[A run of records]
# # # #

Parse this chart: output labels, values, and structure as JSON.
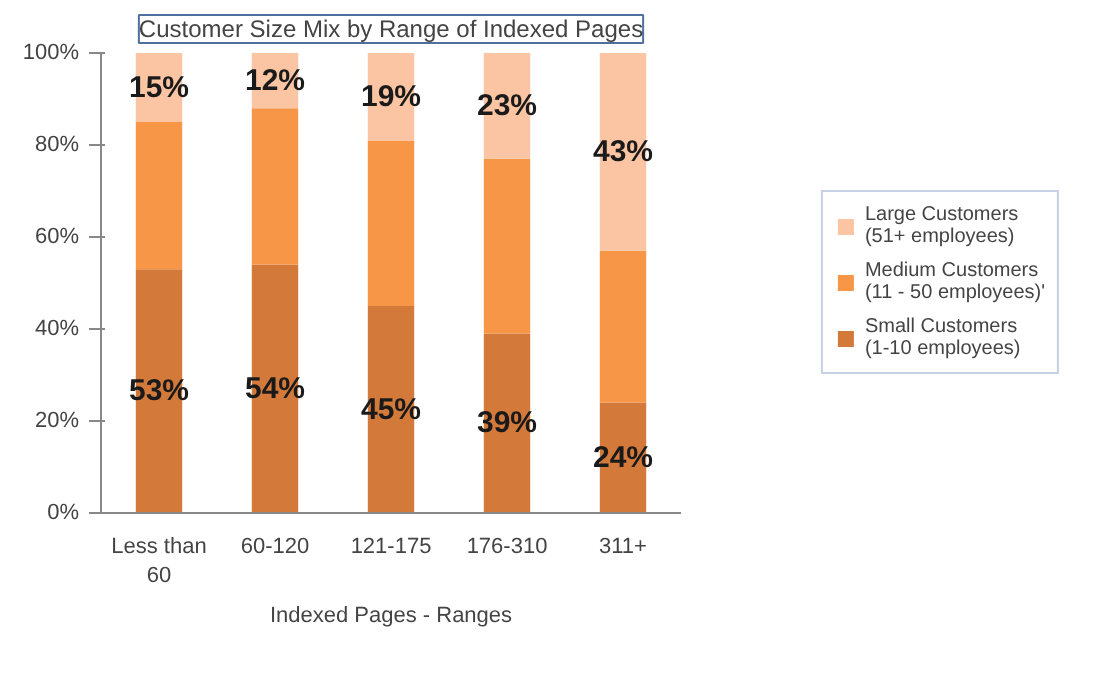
{
  "chart_data": {
    "type": "bar",
    "stacked": true,
    "title": "Customer Size Mix by Range of Indexed Pages",
    "xlabel": "Indexed Pages - Ranges",
    "categories": [
      "Less than 60",
      "60-120",
      "121-175",
      "176-310",
      "311+"
    ],
    "series": [
      {
        "name": "Small Customers (1-10 employees)",
        "color": "#d3793a",
        "values": [
          53,
          54,
          45,
          39,
          24
        ],
        "value_labels": [
          "53%",
          "54%",
          "45%",
          "39%",
          "24%"
        ]
      },
      {
        "name": "Medium Customers (11 - 50 employees)'",
        "color": "#f79646",
        "values": [
          32,
          34,
          36,
          38,
          33
        ]
      },
      {
        "name": "Large Customers (51+ employees)",
        "color": "#fbc4a2",
        "values": [
          15,
          12,
          19,
          23,
          43
        ],
        "value_labels": [
          "15%",
          "12%",
          "19%",
          "23%",
          "43%"
        ]
      }
    ],
    "ylim": [
      0,
      100
    ],
    "yticks": [
      {
        "value": 0,
        "label": "0%"
      },
      {
        "value": 20,
        "label": "20%"
      },
      {
        "value": 40,
        "label": "40%"
      },
      {
        "value": 60,
        "label": "60%"
      },
      {
        "value": 80,
        "label": "80%"
      },
      {
        "value": 100,
        "label": "100%"
      }
    ],
    "grid": false,
    "legend": "right"
  }
}
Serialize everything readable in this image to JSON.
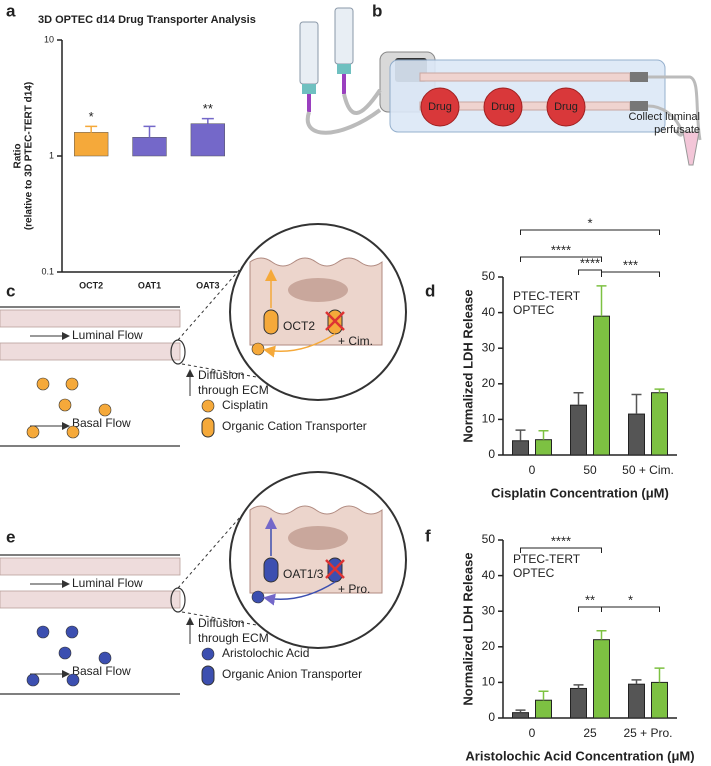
{
  "panel_labels": [
    "a",
    "b",
    "c",
    "d",
    "e",
    "f"
  ],
  "chart_data": [
    {
      "type": "bar",
      "title": "3D OPTEC d14 Drug Transporter Analysis",
      "ylabel": [
        "Ratio",
        "(relative to 3D PTEC-TERT d14)"
      ],
      "categories": [
        "OCT2",
        "OAT1",
        "OAT3"
      ],
      "values": [
        1.6,
        1.45,
        1.9
      ],
      "errors": [
        0.2,
        0.35,
        0.2
      ],
      "colors": [
        "#f5a93a",
        "#7468c9",
        "#7468c9"
      ],
      "ylim": [
        0.1,
        10
      ],
      "yticks": [
        0.1,
        1,
        10
      ],
      "log": true,
      "annotations": [
        {
          "text": "*",
          "x": "OCT2"
        },
        {
          "text": "**",
          "x": "OAT3"
        }
      ]
    },
    {
      "type": "grouped-bar",
      "xlabel": "Cisplatin Concentration (μM)",
      "ylabel": "Normalized LDH Release",
      "categories": [
        "0",
        "50",
        "50 + Cim."
      ],
      "series": [
        {
          "name": "PTEC-TERT",
          "color": "#555555",
          "values": [
            4,
            14,
            11.5
          ],
          "errors": [
            3,
            3.5,
            5.5
          ]
        },
        {
          "name": "OPTEC",
          "color": "#7dc142",
          "values": [
            4.3,
            39,
            17.5
          ],
          "errors": [
            2.5,
            8.5,
            1
          ]
        }
      ],
      "ylim": [
        0,
        50
      ],
      "yticks": [
        0,
        10,
        20,
        30,
        40,
        50
      ],
      "legend": "upper left",
      "annotations": [
        "*",
        "****",
        "****",
        "***"
      ]
    },
    {
      "type": "grouped-bar",
      "xlabel": "Aristolochic Acid Concentration (μM)",
      "ylabel": "Normalized LDH Release",
      "categories": [
        "0",
        "25",
        "25 + Pro."
      ],
      "series": [
        {
          "name": "PTEC-TERT",
          "color": "#555555",
          "values": [
            1.5,
            8.3,
            9.5
          ],
          "errors": [
            0.7,
            1,
            1.2
          ]
        },
        {
          "name": "OPTEC",
          "color": "#7dc142",
          "values": [
            5,
            22,
            10
          ],
          "errors": [
            2.5,
            2.5,
            4
          ]
        }
      ],
      "ylim": [
        0,
        50
      ],
      "yticks": [
        0,
        10,
        20,
        30,
        40,
        50
      ],
      "legend": "upper left",
      "annotations": [
        "****",
        "**",
        "*"
      ]
    }
  ],
  "diagram_b": {
    "drugs": [
      "Drug",
      "Drug",
      "Drug"
    ],
    "collect": [
      "Collect luminal",
      "perfusate"
    ]
  },
  "diagram_c": {
    "luminal": "Luminal Flow",
    "diffusion": [
      "Diffusion",
      "through ECM"
    ],
    "basal": "Basal Flow",
    "transporter": "OCT2",
    "inhibitor": "+ Cim.",
    "legend": [
      "Cisplatin",
      "Organic Cation Transporter"
    ]
  },
  "diagram_e": {
    "luminal": "Luminal Flow",
    "diffusion": [
      "Diffusion",
      "through ECM"
    ],
    "basal": "Basal Flow",
    "transporter": "OAT1/3",
    "inhibitor": "+ Pro.",
    "legend": [
      "Aristolochic Acid",
      "Organic Anion Transporter"
    ]
  }
}
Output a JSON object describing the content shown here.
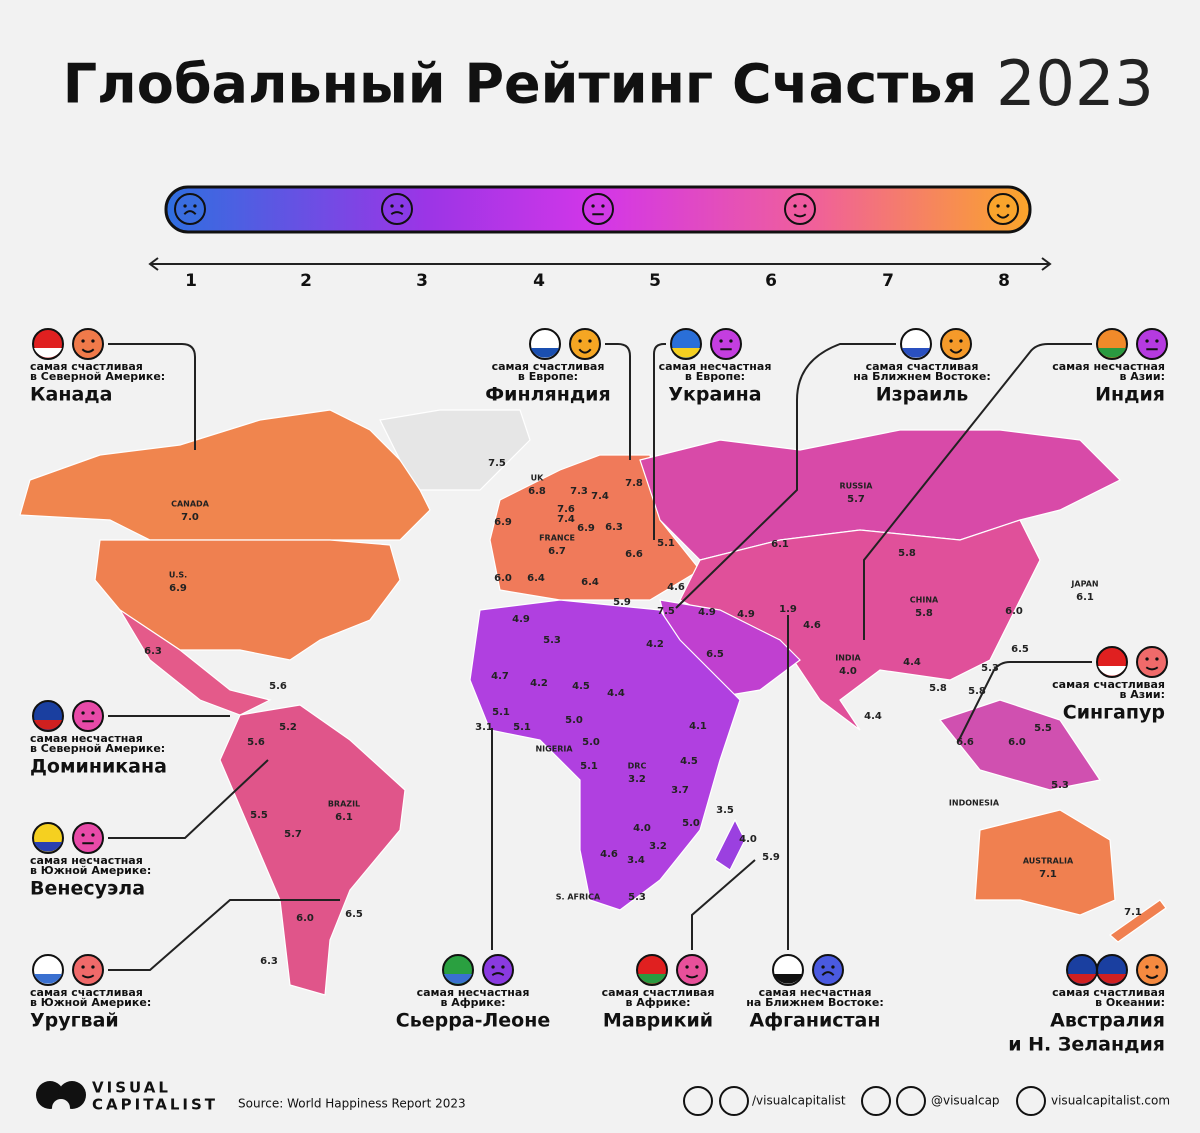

# # # #

▸ **Problem to work on**:
Every record is to be reproduced exactly, with no pictures included.

▸ **Reply to the exercise**:
Parse this chart: output labels, values, and structure as JSON.
{
  "chart_data": {
    "type": "bar",
    "stacked": true,
    "title": "Customer Size Mix by Range of Indexed Pages",
    "xlabel": "Indexed Pages - Ranges",
    "categories": [
      "Less than 60",
      "60-120",
      "121-175",
      "176-310",
      "311+"
    ],
    "series": [
      {
        "name": "Small Customers (1-10 employees)",
        "color": "#d3793a",
        "values": [
          53,
          54,
          45,
          39,
          24
        ],
        "value_labels": [
          "53%",
          "54%",
          "45%",
          "39%",
          "24%"
        ]
      },
      {
        "name": "Medium Customers (11 - 50 employees)'",
        "color": "#f79646",
        "values": [
          32,
          34,
          36,
          38,
          33
        ]
      },
      {
        "name": "Large Customers (51+ employees)",
        "color": "#fbc4a2",
        "values": [
          15,
          12,
          19,
          23,
          43
        ],
        "value_labels": [
          "15%",
          "12%",
          "19%",
          "23%",
          "43%"
        ]
      }
    ],
    "ylim": [
      0,
      100
    ],
    "yticks": [
      {
        "value": 0,
        "label": "0%"
      },
      {
        "value": 20,
        "label": "20%"
      },
      {
        "value": 40,
        "label": "40%"
      },
      {
        "value": 60,
        "label": "60%"
      },
      {
        "value": 80,
        "label": "80%"
      },
      {
        "value": 100,
        "label": "100%"
      }
    ],
    "grid": false,
    "legend": "right"
  }
}
Serialize everything readable in this image to JSON.
{
  "panel_labels": [
    "a",
    "b",
    "c",
    "d",
    "e",
    "f"
  ],
  "chart_data": [
    {
      "type": "bar",
      "title": "3D OPTEC d14 Drug Transporter Analysis",
      "ylabel": [
        "Ratio",
        "(relative to 3D PTEC-TERT d14)"
      ],
      "categories": [
        "OCT2",
        "OAT1",
        "OAT3"
      ],
      "values": [
        1.6,
        1.45,
        1.9
      ],
      "errors": [
        0.2,
        0.35,
        0.2
      ],
      "colors": [
        "#f5a93a",
        "#7468c9",
        "#7468c9"
      ],
      "ylim": [
        0.1,
        10
      ],
      "yticks": [
        0.1,
        1,
        10
      ],
      "log": true,
      "annotations": [
        {
          "text": "*",
          "x": "OCT2"
        },
        {
          "text": "**",
          "x": "OAT3"
        }
      ]
    },
    {
      "type": "grouped-bar",
      "xlabel": "Cisplatin Concentration (μM)",
      "ylabel": "Normalized LDH Release",
      "categories": [
        "0",
        "50",
        "50 + Cim."
      ],
      "series": [
        {
          "name": "PTEC-TERT",
          "color": "#555555",
          "values": [
            4,
            14,
            11.5
          ],
          "errors": [
            3,
            3.5,
            5.5
          ]
        },
        {
          "name": "OPTEC",
          "color": "#7dc142",
          "values": [
            4.3,
            39,
            17.5
          ],
          "errors": [
            2.5,
            8.5,
            1
          ]
        }
      ],
      "ylim": [
        0,
        50
      ],
      "yticks": [
        0,
        10,
        20,
        30,
        40,
        50
      ],
      "legend": "upper left",
      "annotations": [
        "*",
        "****",
        "****",
        "***"
      ]
    },
    {
      "type": "grouped-bar",
      "xlabel": "Aristolochic Acid Concentration (μM)",
      "ylabel": "Normalized LDH Release",
      "categories": [
        "0",
        "25",
        "25 + Pro."
      ],
      "series": [
        {
          "name": "PTEC-TERT",
          "color": "#555555",
          "values": [
            1.5,
            8.3,
            9.5
          ],
          "errors": [
            0.7,
            1,
            1.2
          ]
        },
        {
          "name": "OPTEC",
          "color": "#7dc142",
          "values": [
            5,
            22,
            10
          ],
          "errors": [
            2.5,
            2.5,
            4
          ]
        }
      ],
      "ylim": [
        0,
        50
      ],
      "yticks": [
        0,
        10,
        20,
        30,
        40,
        50
      ],
      "legend": "upper left",
      "annotations": [
        "****",
        "**",
        "*"
      ]
    }
  ],
  "diagram_b": {
    "drugs": [
      "Drug",
      "Drug",
      "Drug"
    ],
    "collect": [
      "Collect luminal",
      "perfusate"
    ]
  },
  "diagram_c": {
    "luminal": "Luminal Flow",
    "diffusion": [
      "Diffusion",
      "through ECM"
    ],
    "basal": "Basal Flow",
    "transporter": "OCT2",
    "inhibitor": "+ Cim.",
    "legend": [
      "Cisplatin",
      "Organic Cation Transporter"
    ]
  },
  "diagram_e": {
    "luminal": "Luminal Flow",
    "diffusion": [
      "Diffusion",
      "through ECM"
    ],
    "basal": "Basal Flow",
    "transporter": "OAT1/3",
    "inhibitor": "+ Pro.",
    "legend": [
      "Aristolochic Acid",
      "Organic Anion Transporter"
    ]
  }
}
Output a JSON object describing the content shown here.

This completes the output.